**Records provided**
## start

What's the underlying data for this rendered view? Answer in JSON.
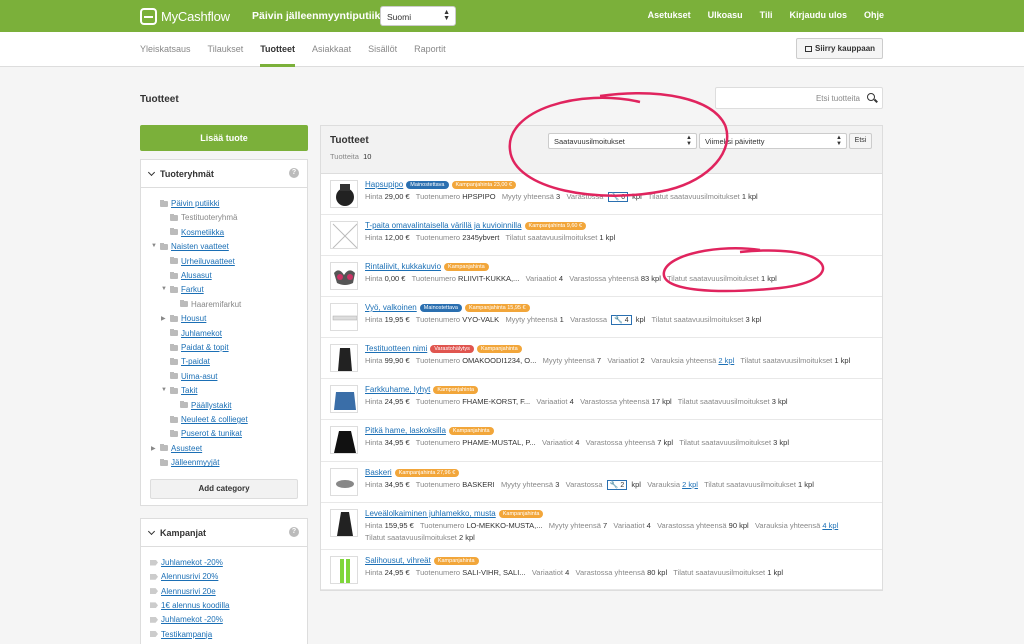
{
  "topbar": {
    "logo": "MyCashflow",
    "shop_name": "Päivin jälleenmyyntiputiikki",
    "language": "Suomi",
    "nav": [
      "Asetukset",
      "Ulkoasu",
      "Tili",
      "Kirjaudu ulos",
      "Ohje"
    ]
  },
  "subnav": {
    "items": [
      "Yleiskatsaus",
      "Tilaukset",
      "Tuotteet",
      "Asiakkaat",
      "Sisällöt",
      "Raportit"
    ],
    "active": "Tuotteet",
    "shop_button": "Siirry kauppaan"
  },
  "page": {
    "title": "Tuotteet",
    "search_placeholder": "Etsi tuotteita"
  },
  "sidebar": {
    "add_product": "Lisää tuote",
    "groups_title": "Tuoteryhmät",
    "add_category": "Add category",
    "campaigns_title": "Kampanjat",
    "tree": [
      {
        "label": "Päivin putiikki",
        "link": true
      },
      {
        "label": "Testituoteryhmä",
        "link": false
      },
      {
        "label": "Kosmetiikka",
        "link": true
      },
      {
        "label": "Naisten vaatteet",
        "link": true
      },
      {
        "label": "Urheiluvaatteet",
        "link": true
      },
      {
        "label": "Alusasut",
        "link": true
      },
      {
        "label": "Farkut",
        "link": true
      },
      {
        "label": "Haaremifarkut",
        "link": false
      },
      {
        "label": "Housut",
        "link": true
      },
      {
        "label": "Juhlamekot",
        "link": true
      },
      {
        "label": "Paidat & topit",
        "link": true
      },
      {
        "label": "T-paidat",
        "link": true
      },
      {
        "label": "Uima-asut",
        "link": true
      },
      {
        "label": "Takit",
        "link": true
      },
      {
        "label": "Päällystakit",
        "link": true
      },
      {
        "label": "Neuleet & collieget",
        "link": true
      },
      {
        "label": "Puserot & tunikat",
        "link": true
      },
      {
        "label": "Asusteet",
        "link": true
      },
      {
        "label": "Jälleenmyyjät",
        "link": true
      }
    ],
    "campaigns": [
      "Juhlamekot -20%",
      "Alennusrivi 20%",
      "Alennusrivi 20e",
      "1€ alennus koodilla",
      "Juhlamekot -20%",
      "Testikampanja"
    ]
  },
  "main": {
    "title": "Tuotteet",
    "count_label": "Tuotteita",
    "count": "10",
    "filter": "Saatavuusilmoitukset",
    "sort": "Viimeksi päivitetty",
    "search_button": "Etsi"
  },
  "products": [
    {
      "name": "Hapsupipo",
      "badges": [
        [
          "Mainostettava",
          "blue"
        ],
        [
          "Kampanjahinta 23,00 €",
          "orange"
        ]
      ],
      "meta": [
        [
          "Hinta",
          "29,00 €"
        ],
        [
          "Tuotenumero",
          "HPSPIPO"
        ],
        [
          "Myyty yhteensä",
          "3"
        ],
        [
          "Varastossa",
          "wr:6"
        ],
        [
          "Tilatut saatavuusilmoitukset",
          "1 kpl"
        ]
      ]
    },
    {
      "name": "T-paita omavalintaisella värillä ja kuvioinnilla",
      "badges": [
        [
          "Kampanjahinta 9,60 €",
          "orange"
        ]
      ],
      "meta": [
        [
          "Hinta",
          "12,00 €"
        ],
        [
          "Tuotenumero",
          "2345ybvert"
        ],
        [
          "Tilatut saatavuusilmoitukset",
          "1 kpl"
        ]
      ]
    },
    {
      "name": "Rintaliivit, kukkakuvio",
      "badges": [
        [
          "Kampanjahinta",
          "orange"
        ]
      ],
      "meta": [
        [
          "Hinta",
          "0,00 €"
        ],
        [
          "Tuotenumero",
          "RLIIVIT-KUKKA,..."
        ],
        [
          "Variaatiot",
          "4"
        ],
        [
          "Varastossa yhteensä",
          "83 kpl"
        ],
        [
          "Tilatut saatavuusilmoitukset",
          "1 kpl"
        ]
      ]
    },
    {
      "name": "Vyö, valkoinen",
      "badges": [
        [
          "Mainostettava",
          "blue"
        ],
        [
          "Kampanjahinta 15,95 €",
          "orange"
        ]
      ],
      "meta": [
        [
          "Hinta",
          "19,95 €"
        ],
        [
          "Tuotenumero",
          "VYO-VALK"
        ],
        [
          "Myyty yhteensä",
          "1"
        ],
        [
          "Varastossa",
          "wr:4"
        ],
        [
          "Tilatut saatavuusilmoitukset",
          "3 kpl"
        ]
      ]
    },
    {
      "name": "Testituotteen nimi",
      "badges": [
        [
          "Varastohälytys",
          "red"
        ],
        [
          "Kampanjahinta",
          "orange"
        ]
      ],
      "meta": [
        [
          "Hinta",
          "99,90 €"
        ],
        [
          "Tuotenumero",
          "OMAKOODI1234, O..."
        ],
        [
          "Myyty yhteensä",
          "7"
        ],
        [
          "Variaatiot",
          "2"
        ],
        [
          "Varauksia yhteensä",
          "link:2 kpl"
        ],
        [
          "Tilatut saatavuusilmoitukset",
          "1 kpl"
        ]
      ]
    },
    {
      "name": "Farkkuhame, lyhyt",
      "badges": [
        [
          "Kampanjahinta",
          "orange"
        ]
      ],
      "meta": [
        [
          "Hinta",
          "24,95 €"
        ],
        [
          "Tuotenumero",
          "FHAME-KORST, F..."
        ],
        [
          "Variaatiot",
          "4"
        ],
        [
          "Varastossa yhteensä",
          "17 kpl"
        ],
        [
          "Tilatut saatavuusilmoitukset",
          "3 kpl"
        ]
      ]
    },
    {
      "name": "Pitkä hame, laskoksilla",
      "badges": [
        [
          "Kampanjahinta",
          "orange"
        ]
      ],
      "meta": [
        [
          "Hinta",
          "34,95 €"
        ],
        [
          "Tuotenumero",
          "PHAME-MUSTAL, P..."
        ],
        [
          "Variaatiot",
          "4"
        ],
        [
          "Varastossa yhteensä",
          "7 kpl"
        ],
        [
          "Tilatut saatavuusilmoitukset",
          "3 kpl"
        ]
      ]
    },
    {
      "name": "Baskeri",
      "badges": [
        [
          "Kampanjahinta 27,96 €",
          "orange"
        ]
      ],
      "meta": [
        [
          "Hinta",
          "34,95 €"
        ],
        [
          "Tuotenumero",
          "BASKERI"
        ],
        [
          "Myyty yhteensä",
          "3"
        ],
        [
          "Varastossa",
          "wr:2"
        ],
        [
          "Varauksia",
          "link:2 kpl"
        ],
        [
          "Tilatut saatavuusilmoitukset",
          "1 kpl"
        ]
      ]
    },
    {
      "name": "Leveälolkaiminen juhlamekko, musta",
      "badges": [
        [
          "Kampanjahinta",
          "orange"
        ]
      ],
      "meta": [
        [
          "Hinta",
          "159,95 €"
        ],
        [
          "Tuotenumero",
          "LO-MEKKO-MUSTA,..."
        ],
        [
          "Myyty yhteensä",
          "7"
        ],
        [
          "Variaatiot",
          "4"
        ],
        [
          "Varastossa yhteensä",
          "90 kpl"
        ],
        [
          "Varauksia yhteensä",
          "link:4 kpl"
        ]
      ],
      "meta2": [
        [
          "Tilatut saatavuusilmoitukset",
          "2 kpl"
        ]
      ]
    },
    {
      "name": "Salihousut, vihreät",
      "badges": [
        [
          "Kampanjahinta",
          "orange"
        ]
      ],
      "meta": [
        [
          "Hinta",
          "24,95 €"
        ],
        [
          "Tuotenumero",
          "SALI-VIHR, SALI..."
        ],
        [
          "Variaatiot",
          "4"
        ],
        [
          "Varastossa yhteensä",
          "80 kpl"
        ],
        [
          "Tilatut saatavuusilmoitukset",
          "1 kpl"
        ]
      ]
    }
  ],
  "colors": {
    "brand_green": "#7bb03a",
    "annotation": "#e0245e",
    "badge_blue": "#2a6fb0",
    "badge_orange": "#f2a63a",
    "badge_red": "#e0554f"
  }
}
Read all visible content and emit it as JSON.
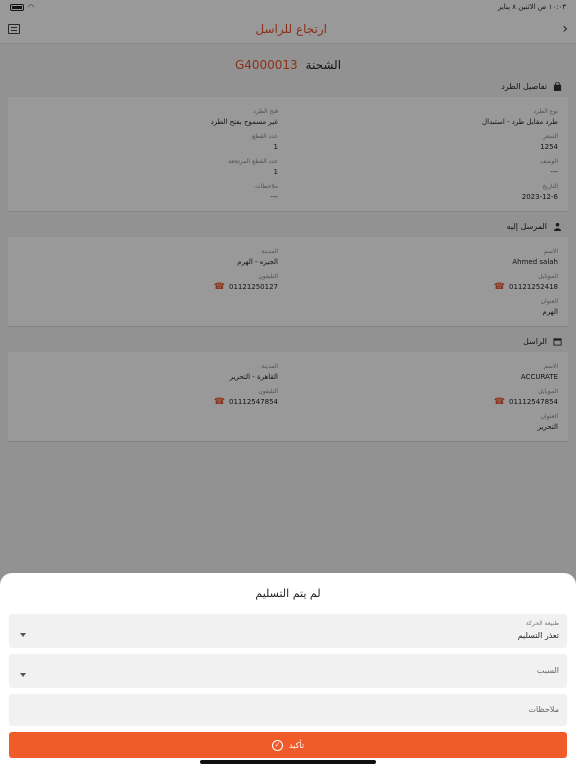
{
  "status_bar": {
    "time": "١٠:٠٣ ص",
    "date": "الاثنين ٨ يناير"
  },
  "header": {
    "title": "ارتجاع للراسل"
  },
  "shipment": {
    "label": "الشحنة",
    "code": "G4000013"
  },
  "package_details": {
    "title": "تفاصيل الطرد",
    "fields": [
      {
        "label": "نوع الطرد",
        "value": "طرد مقابل طرد - استبدال"
      },
      {
        "label": "فتح الطرد",
        "value": "غير مسموح بفتح الطرد"
      },
      {
        "label": "السعر",
        "value": "1254"
      },
      {
        "label": "عدد القطع",
        "value": "1"
      },
      {
        "label": "الوصف",
        "value": "---"
      },
      {
        "label": "عدد القطع المرتجعة",
        "value": "1"
      },
      {
        "label": "التاريخ",
        "value": "2023-12-6"
      },
      {
        "label": "ملاحظات",
        "value": "---"
      }
    ]
  },
  "recipient": {
    "title": "المرسل إليه",
    "name_label": "الاسم",
    "name": "Ahmed salah",
    "city_label": "المدينة",
    "city": "الجيزه - الهرم",
    "mobile_label": "الموبايل",
    "mobile": "01121252418",
    "phone_label": "التليفون",
    "phone": "01121250127",
    "address_label": "العنوان",
    "address": "الهرم"
  },
  "sender": {
    "title": "الراسل",
    "name_label": "الاسم",
    "name": "ACCURATE",
    "city_label": "المدينة",
    "city": "القاهرة - التحرير",
    "mobile_label": "الموبايل",
    "mobile": "01112547854",
    "phone_label": "التليفون",
    "phone": "01112547854",
    "address_label": "العنوان",
    "address": "التحرير"
  },
  "sheet": {
    "title": "لم يتم التسليم",
    "movement_type_label": "طبيعة الحركة",
    "movement_type_value": "تعذر التسليم",
    "reason_placeholder": "السبب",
    "notes_placeholder": "ملاحظات",
    "confirm_label": "تأكيد"
  },
  "colors": {
    "accent": "#e8532a",
    "button": "#f05b2a"
  }
}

## end

**Exercise description**
In the records above, find each line that holds the word "JSON"; copy all such lines.

**Result**
What's the underlying data for this rendered view? Answer in JSON.
Read all visible content and emit it as JSON.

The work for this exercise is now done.